What is asked:
Quote the listing below in its entirety, omitting every image.

Supplied data:
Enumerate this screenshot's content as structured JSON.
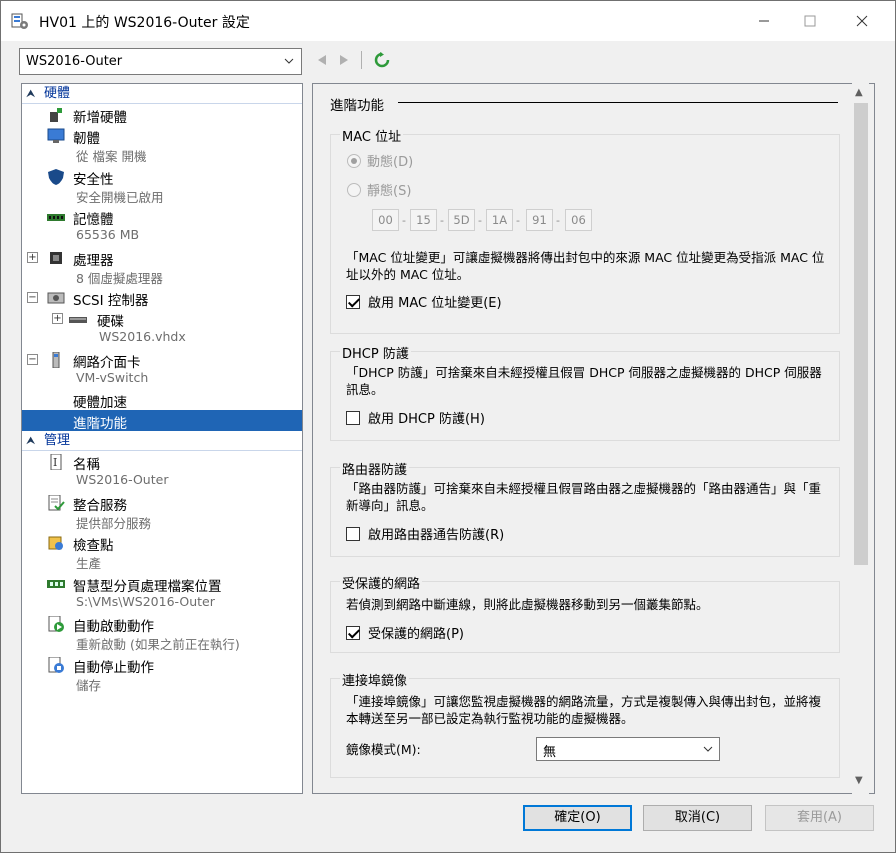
{
  "window": {
    "title": "HV01 上的 WS2016-Outer 設定",
    "controls": {
      "minimize": "—",
      "maximize": "☐",
      "close": "✕"
    }
  },
  "vm_selector": {
    "value": "WS2016-Outer"
  },
  "tree": {
    "hardware_header": "硬體",
    "hardware_items": [
      {
        "label": "新增硬體",
        "sub": "",
        "icon": "add-hardware-icon"
      },
      {
        "label": "韌體",
        "sub": "從 檔案 開機",
        "icon": "firmware-icon"
      },
      {
        "label": "安全性",
        "sub": "安全開機已啟用",
        "icon": "shield-icon"
      },
      {
        "label": "記憶體",
        "sub": "65536 MB",
        "icon": "memory-icon"
      },
      {
        "label": "處理器",
        "sub": "8 個虛擬處理器",
        "icon": "processor-icon"
      },
      {
        "label": "SCSI 控制器",
        "sub": "",
        "icon": "scsi-controller-icon"
      },
      {
        "label": "硬碟",
        "sub": "WS2016.vhdx",
        "icon": "hard-drive-icon"
      },
      {
        "label": "網路介面卡",
        "sub": "VM-vSwitch",
        "icon": "network-adapter-icon"
      },
      {
        "label": "硬體加速",
        "sub": ""
      },
      {
        "label": "進階功能",
        "sub": ""
      }
    ],
    "management_header": "管理",
    "management_items": [
      {
        "label": "名稱",
        "sub": "WS2016-Outer",
        "icon": "name-icon"
      },
      {
        "label": "整合服務",
        "sub": "提供部分服務",
        "icon": "integration-services-icon"
      },
      {
        "label": "檢查點",
        "sub": "生產",
        "icon": "checkpoint-icon"
      },
      {
        "label": "智慧型分頁處理檔案位置",
        "sub": "S:\\VMs\\WS2016-Outer",
        "icon": "paging-file-icon"
      },
      {
        "label": "自動啟動動作",
        "sub": "重新啟動 (如果之前正在執行)",
        "icon": "auto-start-icon"
      },
      {
        "label": "自動停止動作",
        "sub": "儲存",
        "icon": "auto-stop-icon"
      }
    ]
  },
  "page": {
    "title": "進階功能",
    "mac": {
      "group_title": "MAC 位址",
      "dynamic_label": "動態(D)",
      "static_label": "靜態(S)",
      "octets": [
        "00",
        "15",
        "5D",
        "1A",
        "91",
        "06"
      ],
      "description": "「MAC 位址變更」可讓虛擬機器將傳出封包中的來源 MAC 位址變更為受指派 MAC 位址以外的 MAC 位址。",
      "checkbox_label": "啟用 MAC 位址變更(E)"
    },
    "dhcp": {
      "group_title": "DHCP 防護",
      "description": "「DHCP 防護」可捨棄來自未經授權且假冒 DHCP 伺服器之虛擬機器的 DHCP 伺服器訊息。",
      "checkbox_label": "啟用 DHCP 防護(H)"
    },
    "router": {
      "group_title": "路由器防護",
      "description": "「路由器防護」可捨棄來自未經授權且假冒路由器之虛擬機器的「路由器通告」與「重新導向」訊息。",
      "checkbox_label": "啟用路由器通告防護(R)"
    },
    "protected": {
      "group_title": "受保護的網路",
      "description": "若偵測到網路中斷連線，則將此虛擬機器移動到另一個叢集節點。",
      "checkbox_label": "受保護的網路(P)"
    },
    "mirror": {
      "group_title": "連接埠鏡像",
      "description": "「連接埠鏡像」可讓您監視虛擬機器的網路流量，方式是複製傳入與傳出封包，並將複本轉送至另一部已設定為執行監視功能的虛擬機器。",
      "mode_label": "鏡像模式(M):",
      "mode_value": "無"
    }
  },
  "buttons": {
    "ok": "確定(O)",
    "cancel": "取消(C)",
    "apply": "套用(A)"
  },
  "colors": {
    "selection": "#1f65b5",
    "accent": "#0078d7",
    "header": "#003399",
    "refresh": "#2e9a3a"
  }
}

Complete response:
Enumerate this screenshot's content as structured JSON.
{
  "window": {
    "title": "HV01 上的 WS2016-Outer 設定",
    "controls": {
      "minimize": "—",
      "maximize": "☐",
      "close": "✕"
    }
  },
  "vm_selector": {
    "value": "WS2016-Outer"
  },
  "tree": {
    "hardware_header": "硬體",
    "hardware_items": [
      {
        "label": "新增硬體",
        "sub": "",
        "icon": "add-hardware-icon"
      },
      {
        "label": "韌體",
        "sub": "從 檔案 開機",
        "icon": "firmware-icon"
      },
      {
        "label": "安全性",
        "sub": "安全開機已啟用",
        "icon": "shield-icon"
      },
      {
        "label": "記憶體",
        "sub": "65536 MB",
        "icon": "memory-icon"
      },
      {
        "label": "處理器",
        "sub": "8 個虛擬處理器",
        "icon": "processor-icon"
      },
      {
        "label": "SCSI 控制器",
        "sub": "",
        "icon": "scsi-controller-icon"
      },
      {
        "label": "硬碟",
        "sub": "WS2016.vhdx",
        "icon": "hard-drive-icon"
      },
      {
        "label": "網路介面卡",
        "sub": "VM-vSwitch",
        "icon": "network-adapter-icon"
      },
      {
        "label": "硬體加速",
        "sub": ""
      },
      {
        "label": "進階功能",
        "sub": ""
      }
    ],
    "management_header": "管理",
    "management_items": [
      {
        "label": "名稱",
        "sub": "WS2016-Outer",
        "icon": "name-icon"
      },
      {
        "label": "整合服務",
        "sub": "提供部分服務",
        "icon": "integration-services-icon"
      },
      {
        "label": "檢查點",
        "sub": "生產",
        "icon": "checkpoint-icon"
      },
      {
        "label": "智慧型分頁處理檔案位置",
        "sub": "S:\\VMs\\WS2016-Outer",
        "icon": "paging-file-icon"
      },
      {
        "label": "自動啟動動作",
        "sub": "重新啟動 (如果之前正在執行)",
        "icon": "auto-start-icon"
      },
      {
        "label": "自動停止動作",
        "sub": "儲存",
        "icon": "auto-stop-icon"
      }
    ]
  },
  "page": {
    "title": "進階功能",
    "mac": {
      "group_title": "MAC 位址",
      "dynamic_label": "動態(D)",
      "static_label": "靜態(S)",
      "octets": [
        "00",
        "15",
        "5D",
        "1A",
        "91",
        "06"
      ],
      "description": "「MAC 位址變更」可讓虛擬機器將傳出封包中的來源 MAC 位址變更為受指派 MAC 位址以外的 MAC 位址。",
      "checkbox_label": "啟用 MAC 位址變更(E)"
    },
    "dhcp": {
      "group_title": "DHCP 防護",
      "description": "「DHCP 防護」可捨棄來自未經授權且假冒 DHCP 伺服器之虛擬機器的 DHCP 伺服器訊息。",
      "checkbox_label": "啟用 DHCP 防護(H)"
    },
    "router": {
      "group_title": "路由器防護",
      "description": "「路由器防護」可捨棄來自未經授權且假冒路由器之虛擬機器的「路由器通告」與「重新導向」訊息。",
      "checkbox_label": "啟用路由器通告防護(R)"
    },
    "protected": {
      "group_title": "受保護的網路",
      "description": "若偵測到網路中斷連線，則將此虛擬機器移動到另一個叢集節點。",
      "checkbox_label": "受保護的網路(P)"
    },
    "mirror": {
      "group_title": "連接埠鏡像",
      "description": "「連接埠鏡像」可讓您監視虛擬機器的網路流量，方式是複製傳入與傳出封包，並將複本轉送至另一部已設定為執行監視功能的虛擬機器。",
      "mode_label": "鏡像模式(M):",
      "mode_value": "無"
    }
  },
  "buttons": {
    "ok": "確定(O)",
    "cancel": "取消(C)",
    "apply": "套用(A)"
  },
  "colors": {
    "selection": "#1f65b5",
    "accent": "#0078d7",
    "header": "#003399",
    "refresh": "#2e9a3a"
  }
}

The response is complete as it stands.